[START Listing]
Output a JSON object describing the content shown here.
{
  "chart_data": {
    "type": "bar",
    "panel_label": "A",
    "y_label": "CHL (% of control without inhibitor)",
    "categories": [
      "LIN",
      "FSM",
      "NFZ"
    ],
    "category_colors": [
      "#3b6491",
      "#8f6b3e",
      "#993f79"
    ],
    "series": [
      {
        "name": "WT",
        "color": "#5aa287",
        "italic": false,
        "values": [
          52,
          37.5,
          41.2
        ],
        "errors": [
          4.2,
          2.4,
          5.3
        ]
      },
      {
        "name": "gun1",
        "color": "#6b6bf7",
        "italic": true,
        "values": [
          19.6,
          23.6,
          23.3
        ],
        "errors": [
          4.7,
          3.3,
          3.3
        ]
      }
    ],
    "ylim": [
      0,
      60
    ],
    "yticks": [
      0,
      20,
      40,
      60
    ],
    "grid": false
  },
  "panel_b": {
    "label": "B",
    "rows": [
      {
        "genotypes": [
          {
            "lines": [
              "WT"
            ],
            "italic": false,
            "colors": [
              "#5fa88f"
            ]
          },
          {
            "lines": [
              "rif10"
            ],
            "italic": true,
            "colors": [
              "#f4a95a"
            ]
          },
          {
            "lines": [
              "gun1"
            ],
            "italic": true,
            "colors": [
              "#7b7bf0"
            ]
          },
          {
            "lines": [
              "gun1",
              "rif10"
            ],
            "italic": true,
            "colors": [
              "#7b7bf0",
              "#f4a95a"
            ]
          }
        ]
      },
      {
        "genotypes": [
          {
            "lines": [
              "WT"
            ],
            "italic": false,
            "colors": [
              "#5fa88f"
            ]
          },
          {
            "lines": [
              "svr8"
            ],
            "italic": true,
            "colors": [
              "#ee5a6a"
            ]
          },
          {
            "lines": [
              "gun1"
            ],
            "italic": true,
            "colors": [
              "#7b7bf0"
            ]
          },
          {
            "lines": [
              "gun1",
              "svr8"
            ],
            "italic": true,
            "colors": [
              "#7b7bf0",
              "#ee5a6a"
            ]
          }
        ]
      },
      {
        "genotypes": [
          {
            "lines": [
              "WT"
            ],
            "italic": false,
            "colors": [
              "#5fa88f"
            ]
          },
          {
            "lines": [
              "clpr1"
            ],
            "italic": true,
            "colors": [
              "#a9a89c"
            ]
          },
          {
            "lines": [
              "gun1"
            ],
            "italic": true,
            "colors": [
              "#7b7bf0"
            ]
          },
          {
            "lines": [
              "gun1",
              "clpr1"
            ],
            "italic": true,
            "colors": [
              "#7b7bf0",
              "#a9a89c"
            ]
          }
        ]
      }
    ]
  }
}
[END Listing]
The problem: Reproduce the data shown above exactly.

Finished exercise:
Output a JSON object describing the content shown here.
{
  "chart_data": {
    "type": "bar",
    "panel_label": "A",
    "y_label": "CHL (% of control without inhibitor)",
    "categories": [
      "LIN",
      "FSM",
      "NFZ"
    ],
    "category_colors": [
      "#3b6491",
      "#8f6b3e",
      "#993f79"
    ],
    "series": [
      {
        "name": "WT",
        "color": "#5aa287",
        "italic": false,
        "values": [
          52,
          37.5,
          41.2
        ],
        "errors": [
          4.2,
          2.4,
          5.3
        ]
      },
      {
        "name": "gun1",
        "color": "#6b6bf7",
        "italic": true,
        "values": [
          19.6,
          23.6,
          23.3
        ],
        "errors": [
          4.7,
          3.3,
          3.3
        ]
      }
    ],
    "ylim": [
      0,
      60
    ],
    "yticks": [
      0,
      20,
      40,
      60
    ],
    "grid": false
  },
  "panel_b": {
    "label": "B",
    "rows": [
      {
        "genotypes": [
          {
            "lines": [
              "WT"
            ],
            "italic": false,
            "colors": [
              "#5fa88f"
            ]
          },
          {
            "lines": [
              "rif10"
            ],
            "italic": true,
            "colors": [
              "#f4a95a"
            ]
          },
          {
            "lines": [
              "gun1"
            ],
            "italic": true,
            "colors": [
              "#7b7bf0"
            ]
          },
          {
            "lines": [
              "gun1",
              "rif10"
            ],
            "italic": true,
            "colors": [
              "#7b7bf0",
              "#f4a95a"
            ]
          }
        ]
      },
      {
        "genotypes": [
          {
            "lines": [
              "WT"
            ],
            "italic": false,
            "colors": [
              "#5fa88f"
            ]
          },
          {
            "lines": [
              "svr8"
            ],
            "italic": true,
            "colors": [
              "#ee5a6a"
            ]
          },
          {
            "lines": [
              "gun1"
            ],
            "italic": true,
            "colors": [
              "#7b7bf0"
            ]
          },
          {
            "lines": [
              "gun1",
              "svr8"
            ],
            "italic": true,
            "colors": [
              "#7b7bf0",
              "#ee5a6a"
            ]
          }
        ]
      },
      {
        "genotypes": [
          {
            "lines": [
              "WT"
            ],
            "italic": false,
            "colors": [
              "#5fa88f"
            ]
          },
          {
            "lines": [
              "clpr1"
            ],
            "italic": true,
            "colors": [
              "#a9a89c"
            ]
          },
          {
            "lines": [
              "gun1"
            ],
            "italic": true,
            "colors": [
              "#7b7bf0"
            ]
          },
          {
            "lines": [
              "gun1",
              "clpr1"
            ],
            "italic": true,
            "colors": [
              "#7b7bf0",
              "#a9a89c"
            ]
          }
        ]
      }
    ]
  }
}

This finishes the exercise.